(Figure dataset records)
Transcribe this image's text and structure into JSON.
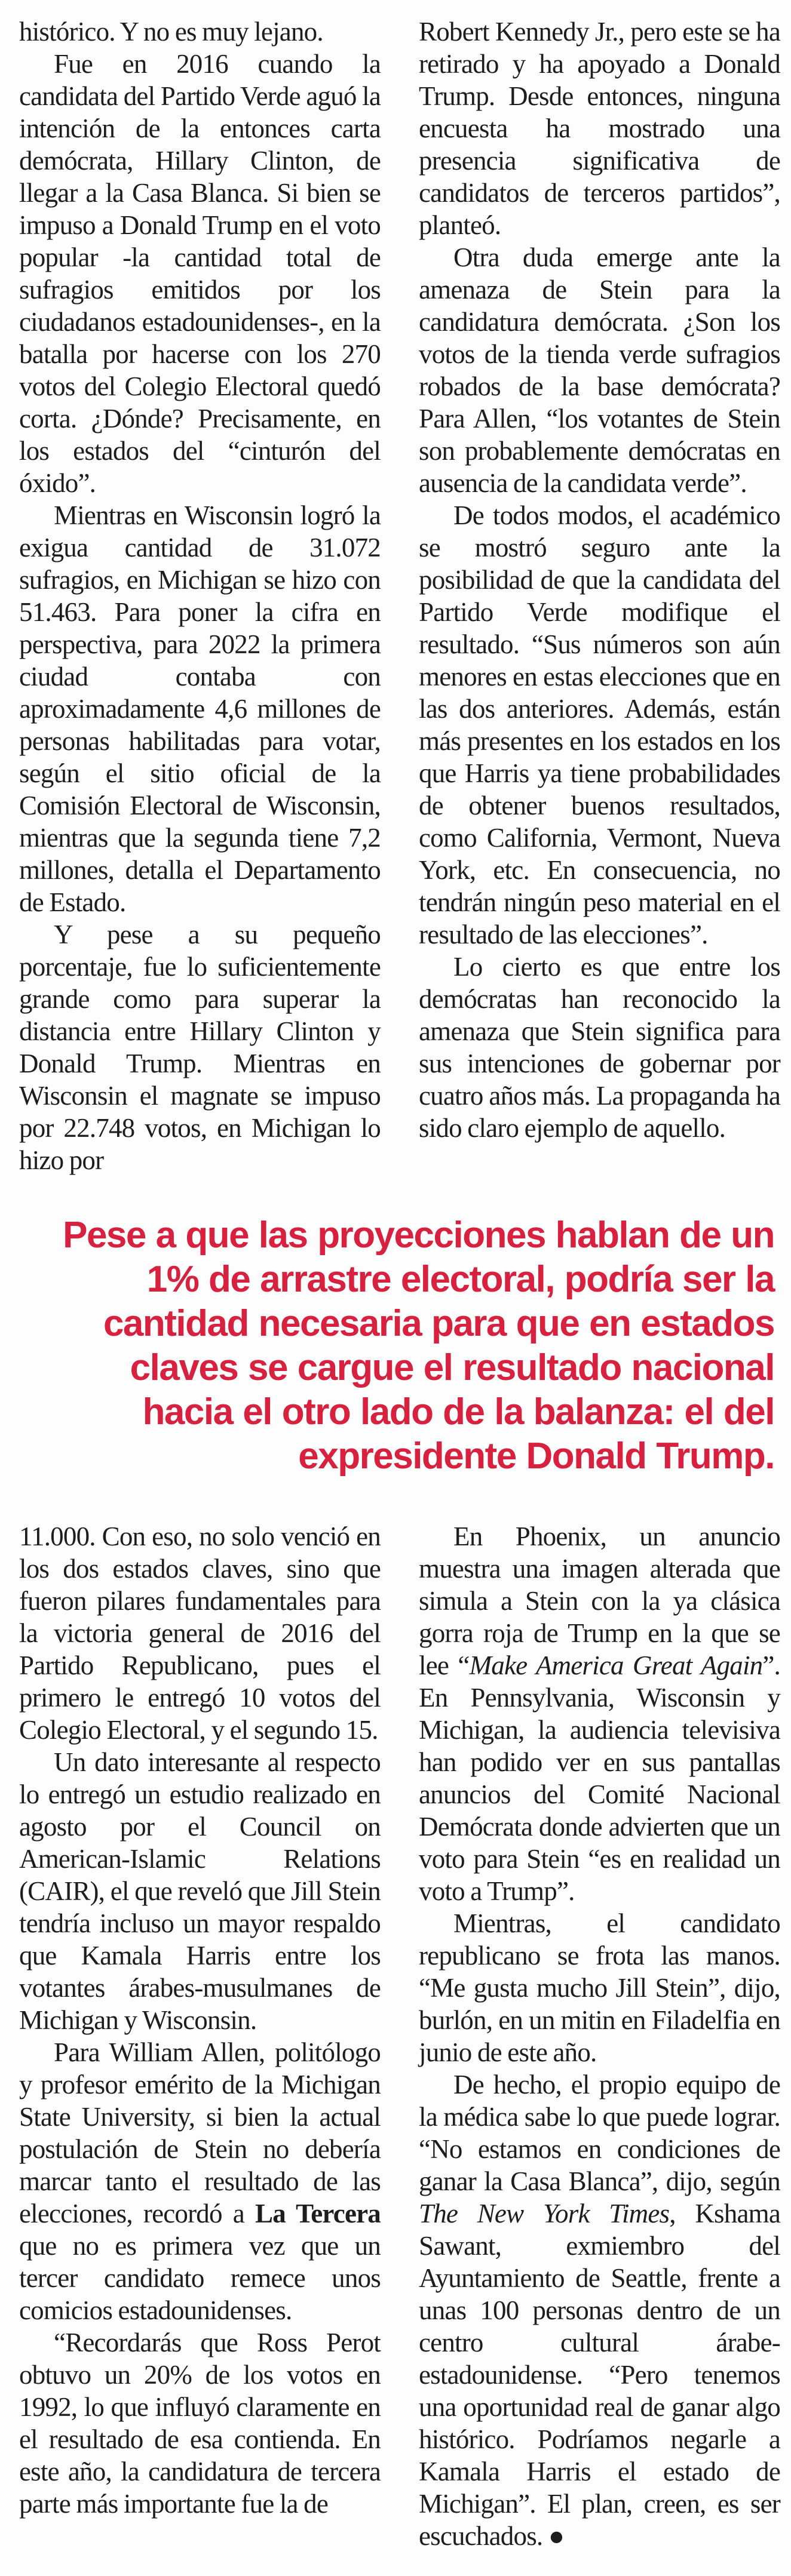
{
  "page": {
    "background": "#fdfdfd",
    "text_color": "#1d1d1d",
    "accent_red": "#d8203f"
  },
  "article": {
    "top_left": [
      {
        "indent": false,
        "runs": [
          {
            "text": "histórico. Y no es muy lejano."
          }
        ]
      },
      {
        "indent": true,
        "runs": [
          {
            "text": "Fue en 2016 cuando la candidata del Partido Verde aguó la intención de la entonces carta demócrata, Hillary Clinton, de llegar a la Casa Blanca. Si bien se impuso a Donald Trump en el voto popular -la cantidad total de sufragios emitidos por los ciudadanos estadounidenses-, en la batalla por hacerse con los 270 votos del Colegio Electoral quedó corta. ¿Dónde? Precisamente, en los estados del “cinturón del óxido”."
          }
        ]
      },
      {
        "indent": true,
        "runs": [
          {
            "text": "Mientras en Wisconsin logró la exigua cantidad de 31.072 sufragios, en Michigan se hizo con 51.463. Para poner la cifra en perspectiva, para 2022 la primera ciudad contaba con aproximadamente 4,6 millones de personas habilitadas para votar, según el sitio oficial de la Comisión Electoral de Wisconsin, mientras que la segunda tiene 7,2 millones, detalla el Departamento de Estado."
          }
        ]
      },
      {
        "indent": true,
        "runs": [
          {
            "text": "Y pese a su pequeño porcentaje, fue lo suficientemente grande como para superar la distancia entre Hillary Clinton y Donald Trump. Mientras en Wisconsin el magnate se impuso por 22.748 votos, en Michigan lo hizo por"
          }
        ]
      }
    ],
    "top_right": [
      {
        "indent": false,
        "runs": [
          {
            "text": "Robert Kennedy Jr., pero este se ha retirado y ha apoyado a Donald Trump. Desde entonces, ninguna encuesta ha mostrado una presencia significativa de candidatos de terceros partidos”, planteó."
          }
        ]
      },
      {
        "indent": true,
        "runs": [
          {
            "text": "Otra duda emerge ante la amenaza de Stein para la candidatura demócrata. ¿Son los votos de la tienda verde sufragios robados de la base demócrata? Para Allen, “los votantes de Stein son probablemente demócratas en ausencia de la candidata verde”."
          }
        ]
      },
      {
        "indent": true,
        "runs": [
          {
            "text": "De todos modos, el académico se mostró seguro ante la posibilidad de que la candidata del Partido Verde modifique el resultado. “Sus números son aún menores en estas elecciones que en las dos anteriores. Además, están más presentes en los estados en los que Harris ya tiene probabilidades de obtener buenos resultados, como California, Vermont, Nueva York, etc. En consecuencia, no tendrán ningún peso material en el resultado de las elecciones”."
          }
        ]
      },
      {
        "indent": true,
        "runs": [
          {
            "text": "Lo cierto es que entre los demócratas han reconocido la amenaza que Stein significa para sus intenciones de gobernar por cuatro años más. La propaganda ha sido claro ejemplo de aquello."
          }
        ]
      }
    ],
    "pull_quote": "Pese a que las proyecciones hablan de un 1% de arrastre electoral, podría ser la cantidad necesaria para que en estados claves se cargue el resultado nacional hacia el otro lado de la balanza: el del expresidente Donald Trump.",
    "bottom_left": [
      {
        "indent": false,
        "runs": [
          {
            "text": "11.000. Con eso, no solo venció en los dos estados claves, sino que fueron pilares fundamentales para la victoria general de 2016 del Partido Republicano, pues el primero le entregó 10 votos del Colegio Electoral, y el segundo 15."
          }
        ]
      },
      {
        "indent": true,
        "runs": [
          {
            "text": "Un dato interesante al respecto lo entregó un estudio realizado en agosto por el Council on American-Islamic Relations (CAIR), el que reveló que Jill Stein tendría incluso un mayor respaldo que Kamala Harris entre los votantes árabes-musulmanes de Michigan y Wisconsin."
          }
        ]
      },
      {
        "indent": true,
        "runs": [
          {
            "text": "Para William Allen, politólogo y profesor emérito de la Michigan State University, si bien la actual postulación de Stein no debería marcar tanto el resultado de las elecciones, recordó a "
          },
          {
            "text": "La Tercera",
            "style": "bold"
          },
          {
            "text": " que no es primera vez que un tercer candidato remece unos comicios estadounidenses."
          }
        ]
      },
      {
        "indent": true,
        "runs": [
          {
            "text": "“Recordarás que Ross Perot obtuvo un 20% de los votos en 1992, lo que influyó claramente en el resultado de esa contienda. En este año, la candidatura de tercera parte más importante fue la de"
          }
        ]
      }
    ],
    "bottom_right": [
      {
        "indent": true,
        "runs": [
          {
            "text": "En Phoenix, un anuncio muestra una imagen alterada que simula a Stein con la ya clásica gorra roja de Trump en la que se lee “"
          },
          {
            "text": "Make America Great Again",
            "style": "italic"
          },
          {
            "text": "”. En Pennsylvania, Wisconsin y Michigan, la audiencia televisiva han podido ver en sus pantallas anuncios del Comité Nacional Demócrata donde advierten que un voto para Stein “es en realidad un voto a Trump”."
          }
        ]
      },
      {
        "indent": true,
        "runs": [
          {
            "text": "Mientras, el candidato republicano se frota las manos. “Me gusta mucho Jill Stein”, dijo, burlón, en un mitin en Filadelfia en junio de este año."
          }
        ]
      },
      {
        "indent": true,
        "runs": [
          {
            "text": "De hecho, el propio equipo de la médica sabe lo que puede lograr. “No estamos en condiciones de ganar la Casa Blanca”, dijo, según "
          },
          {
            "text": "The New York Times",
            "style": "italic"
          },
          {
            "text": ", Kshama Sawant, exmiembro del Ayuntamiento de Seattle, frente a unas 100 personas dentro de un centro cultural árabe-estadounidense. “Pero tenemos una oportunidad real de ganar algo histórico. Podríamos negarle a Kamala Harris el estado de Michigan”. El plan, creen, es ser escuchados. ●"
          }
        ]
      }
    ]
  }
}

• [What is required] Can you restate all the records above word for word while dropping the pictures?

• [Solved exercise]
Transcribe this image's text and structure into JSON.
{
  "page": {
    "background": "#fdfdfd",
    "text_color": "#1d1d1d",
    "accent_red": "#d8203f"
  },
  "article": {
    "top_left": [
      {
        "indent": false,
        "runs": [
          {
            "text": "histórico. Y no es muy lejano."
          }
        ]
      },
      {
        "indent": true,
        "runs": [
          {
            "text": "Fue en 2016 cuando la candidata del Partido Verde aguó la intención de la entonces carta demócrata, Hillary Clinton, de llegar a la Casa Blanca. Si bien se impuso a Donald Trump en el voto popular -la cantidad total de sufragios emitidos por los ciudadanos estadounidenses-, en la batalla por hacerse con los 270 votos del Colegio Electoral quedó corta. ¿Dónde? Precisamente, en los estados del “cinturón del óxido”."
          }
        ]
      },
      {
        "indent": true,
        "runs": [
          {
            "text": "Mientras en Wisconsin logró la exigua cantidad de 31.072 sufragios, en Michigan se hizo con 51.463. Para poner la cifra en perspectiva, para 2022 la primera ciudad contaba con aproximadamente 4,6 millones de personas habilitadas para votar, según el sitio oficial de la Comisión Electoral de Wisconsin, mientras que la segunda tiene 7,2 millones, detalla el Departamento de Estado."
          }
        ]
      },
      {
        "indent": true,
        "runs": [
          {
            "text": "Y pese a su pequeño porcentaje, fue lo suficientemente grande como para superar la distancia entre Hillary Clinton y Donald Trump. Mientras en Wisconsin el magnate se impuso por 22.748 votos, en Michigan lo hizo por"
          }
        ]
      }
    ],
    "top_right": [
      {
        "indent": false,
        "runs": [
          {
            "text": "Robert Kennedy Jr., pero este se ha retirado y ha apoyado a Donald Trump. Desde entonces, ninguna encuesta ha mostrado una presencia significativa de candidatos de terceros partidos”, planteó."
          }
        ]
      },
      {
        "indent": true,
        "runs": [
          {
            "text": "Otra duda emerge ante la amenaza de Stein para la candidatura demócrata. ¿Son los votos de la tienda verde sufragios robados de la base demócrata? Para Allen, “los votantes de Stein son probablemente demócratas en ausencia de la candidata verde”."
          }
        ]
      },
      {
        "indent": true,
        "runs": [
          {
            "text": "De todos modos, el académico se mostró seguro ante la posibilidad de que la candidata del Partido Verde modifique el resultado. “Sus números son aún menores en estas elecciones que en las dos anteriores. Además, están más presentes en los estados en los que Harris ya tiene probabilidades de obtener buenos resultados, como California, Vermont, Nueva York, etc. En consecuencia, no tendrán ningún peso material en el resultado de las elecciones”."
          }
        ]
      },
      {
        "indent": true,
        "runs": [
          {
            "text": "Lo cierto es que entre los demócratas han reconocido la amenaza que Stein significa para sus intenciones de gobernar por cuatro años más. La propaganda ha sido claro ejemplo de aquello."
          }
        ]
      }
    ],
    "pull_quote": "Pese a que las proyecciones hablan de un 1% de arrastre electoral, podría ser la cantidad necesaria para que en estados claves se cargue el resultado nacional hacia el otro lado de la balanza: el del expresidente Donald Trump.",
    "bottom_left": [
      {
        "indent": false,
        "runs": [
          {
            "text": "11.000. Con eso, no solo venció en los dos estados claves, sino que fueron pilares fundamentales para la victoria general de 2016 del Partido Republicano, pues el primero le entregó 10 votos del Colegio Electoral, y el segundo 15."
          }
        ]
      },
      {
        "indent": true,
        "runs": [
          {
            "text": "Un dato interesante al respecto lo entregó un estudio realizado en agosto por el Council on American-Islamic Relations (CAIR), el que reveló que Jill Stein tendría incluso un mayor respaldo que Kamala Harris entre los votantes árabes-musulmanes de Michigan y Wisconsin."
          }
        ]
      },
      {
        "indent": true,
        "runs": [
          {
            "text": "Para William Allen, politólogo y profesor emérito de la Michigan State University, si bien la actual postulación de Stein no debería marcar tanto el resultado de las elecciones, recordó a "
          },
          {
            "text": "La Tercera",
            "style": "bold"
          },
          {
            "text": " que no es primera vez que un tercer candidato remece unos comicios estadounidenses."
          }
        ]
      },
      {
        "indent": true,
        "runs": [
          {
            "text": "“Recordarás que Ross Perot obtuvo un 20% de los votos en 1992, lo que influyó claramente en el resultado de esa contienda. En este año, la candidatura de tercera parte más importante fue la de"
          }
        ]
      }
    ],
    "bottom_right": [
      {
        "indent": true,
        "runs": [
          {
            "text": "En Phoenix, un anuncio muestra una imagen alterada que simula a Stein con la ya clásica gorra roja de Trump en la que se lee “"
          },
          {
            "text": "Make America Great Again",
            "style": "italic"
          },
          {
            "text": "”. En Pennsylvania, Wisconsin y Michigan, la audiencia televisiva han podido ver en sus pantallas anuncios del Comité Nacional Demócrata donde advierten que un voto para Stein “es en realidad un voto a Trump”."
          }
        ]
      },
      {
        "indent": true,
        "runs": [
          {
            "text": "Mientras, el candidato republicano se frota las manos. “Me gusta mucho Jill Stein”, dijo, burlón, en un mitin en Filadelfia en junio de este año."
          }
        ]
      },
      {
        "indent": true,
        "runs": [
          {
            "text": "De hecho, el propio equipo de la médica sabe lo que puede lograr. “No estamos en condiciones de ganar la Casa Blanca”, dijo, según "
          },
          {
            "text": "The New York Times",
            "style": "italic"
          },
          {
            "text": ", Kshama Sawant, exmiembro del Ayuntamiento de Seattle, frente a unas 100 personas dentro de un centro cultural árabe-estadounidense. “Pero tenemos una oportunidad real de ganar algo histórico. Podríamos negarle a Kamala Harris el estado de Michigan”. El plan, creen, es ser escuchados. ●"
          }
        ]
      }
    ]
  }
}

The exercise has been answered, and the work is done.